EXERCISE: State how many lines of the data contain the word "nome", and write nothing besides the number.

**** THE INPUT

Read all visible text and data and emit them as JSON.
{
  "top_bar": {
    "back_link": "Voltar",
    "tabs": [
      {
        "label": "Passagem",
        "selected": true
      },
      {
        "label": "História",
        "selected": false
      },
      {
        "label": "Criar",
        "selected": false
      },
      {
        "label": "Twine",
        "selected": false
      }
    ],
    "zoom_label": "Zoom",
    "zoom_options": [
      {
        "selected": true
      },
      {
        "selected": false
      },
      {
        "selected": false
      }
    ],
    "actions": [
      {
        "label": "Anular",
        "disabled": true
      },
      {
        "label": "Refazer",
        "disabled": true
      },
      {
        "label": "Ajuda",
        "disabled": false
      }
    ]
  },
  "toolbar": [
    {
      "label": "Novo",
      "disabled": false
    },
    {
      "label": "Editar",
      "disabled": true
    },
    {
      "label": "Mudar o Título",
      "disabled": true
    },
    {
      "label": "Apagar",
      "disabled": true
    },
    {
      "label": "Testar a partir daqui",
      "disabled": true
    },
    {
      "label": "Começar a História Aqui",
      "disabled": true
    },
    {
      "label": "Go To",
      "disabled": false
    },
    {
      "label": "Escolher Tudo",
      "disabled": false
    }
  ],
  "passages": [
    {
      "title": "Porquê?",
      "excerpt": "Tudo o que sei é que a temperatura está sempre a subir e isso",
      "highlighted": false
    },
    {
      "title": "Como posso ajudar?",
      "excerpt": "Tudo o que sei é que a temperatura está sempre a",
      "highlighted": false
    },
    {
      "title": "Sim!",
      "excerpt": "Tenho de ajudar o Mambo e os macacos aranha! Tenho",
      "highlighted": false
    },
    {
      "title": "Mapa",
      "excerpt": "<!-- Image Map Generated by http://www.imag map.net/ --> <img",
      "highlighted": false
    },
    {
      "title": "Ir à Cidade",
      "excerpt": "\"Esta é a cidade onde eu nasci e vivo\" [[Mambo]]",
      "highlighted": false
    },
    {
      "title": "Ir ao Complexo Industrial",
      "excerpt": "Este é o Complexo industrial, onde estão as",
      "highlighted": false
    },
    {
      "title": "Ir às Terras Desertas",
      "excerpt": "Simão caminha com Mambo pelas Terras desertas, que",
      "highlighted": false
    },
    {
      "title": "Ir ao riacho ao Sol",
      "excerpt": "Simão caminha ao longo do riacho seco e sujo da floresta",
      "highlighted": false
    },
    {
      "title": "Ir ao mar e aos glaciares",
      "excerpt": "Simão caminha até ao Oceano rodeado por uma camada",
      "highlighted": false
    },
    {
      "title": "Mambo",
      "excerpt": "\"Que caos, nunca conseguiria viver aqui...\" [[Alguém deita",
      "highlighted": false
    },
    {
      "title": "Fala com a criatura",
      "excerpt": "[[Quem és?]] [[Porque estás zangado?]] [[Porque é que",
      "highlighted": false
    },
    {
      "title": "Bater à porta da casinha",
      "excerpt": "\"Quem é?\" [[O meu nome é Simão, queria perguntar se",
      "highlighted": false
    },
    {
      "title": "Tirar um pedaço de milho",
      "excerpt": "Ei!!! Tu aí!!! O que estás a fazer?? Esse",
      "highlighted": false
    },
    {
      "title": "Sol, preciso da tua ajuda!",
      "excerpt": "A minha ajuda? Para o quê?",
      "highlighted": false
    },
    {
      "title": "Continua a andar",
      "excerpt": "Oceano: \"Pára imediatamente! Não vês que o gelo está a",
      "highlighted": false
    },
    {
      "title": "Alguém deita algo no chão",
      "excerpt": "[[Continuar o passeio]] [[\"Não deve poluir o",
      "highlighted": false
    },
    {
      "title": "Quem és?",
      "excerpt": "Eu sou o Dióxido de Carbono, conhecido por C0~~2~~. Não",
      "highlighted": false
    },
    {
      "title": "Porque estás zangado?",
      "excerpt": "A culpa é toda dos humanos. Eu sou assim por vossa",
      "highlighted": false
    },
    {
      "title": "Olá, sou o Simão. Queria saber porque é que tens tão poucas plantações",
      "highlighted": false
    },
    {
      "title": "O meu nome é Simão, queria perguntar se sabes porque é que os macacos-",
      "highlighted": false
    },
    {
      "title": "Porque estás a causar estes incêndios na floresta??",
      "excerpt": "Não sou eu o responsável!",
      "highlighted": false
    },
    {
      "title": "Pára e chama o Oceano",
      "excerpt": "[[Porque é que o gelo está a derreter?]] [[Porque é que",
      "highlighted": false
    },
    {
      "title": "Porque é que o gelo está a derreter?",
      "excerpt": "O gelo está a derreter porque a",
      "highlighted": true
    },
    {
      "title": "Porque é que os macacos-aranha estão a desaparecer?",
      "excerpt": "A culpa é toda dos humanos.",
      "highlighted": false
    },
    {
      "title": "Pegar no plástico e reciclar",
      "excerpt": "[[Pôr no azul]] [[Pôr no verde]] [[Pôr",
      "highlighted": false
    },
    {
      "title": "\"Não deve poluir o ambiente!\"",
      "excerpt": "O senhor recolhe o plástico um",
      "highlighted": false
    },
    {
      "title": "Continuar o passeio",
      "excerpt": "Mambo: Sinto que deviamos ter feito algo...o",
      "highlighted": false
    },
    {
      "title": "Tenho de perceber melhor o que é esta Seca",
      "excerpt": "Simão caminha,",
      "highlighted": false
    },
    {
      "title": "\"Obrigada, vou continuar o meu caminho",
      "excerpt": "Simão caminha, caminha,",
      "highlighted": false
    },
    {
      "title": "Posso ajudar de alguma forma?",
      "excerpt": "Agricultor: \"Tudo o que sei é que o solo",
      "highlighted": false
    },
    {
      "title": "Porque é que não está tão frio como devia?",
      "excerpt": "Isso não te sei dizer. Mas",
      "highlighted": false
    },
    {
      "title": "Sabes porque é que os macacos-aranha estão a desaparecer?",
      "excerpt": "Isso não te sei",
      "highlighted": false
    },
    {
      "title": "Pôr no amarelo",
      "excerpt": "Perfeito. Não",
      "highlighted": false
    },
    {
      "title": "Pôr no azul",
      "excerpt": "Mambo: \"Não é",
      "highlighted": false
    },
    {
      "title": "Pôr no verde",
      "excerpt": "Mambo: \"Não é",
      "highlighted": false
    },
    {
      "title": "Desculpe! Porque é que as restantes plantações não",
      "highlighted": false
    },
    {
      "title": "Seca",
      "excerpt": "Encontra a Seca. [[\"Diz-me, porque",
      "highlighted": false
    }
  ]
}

********

CORRECT OUTPUT: 2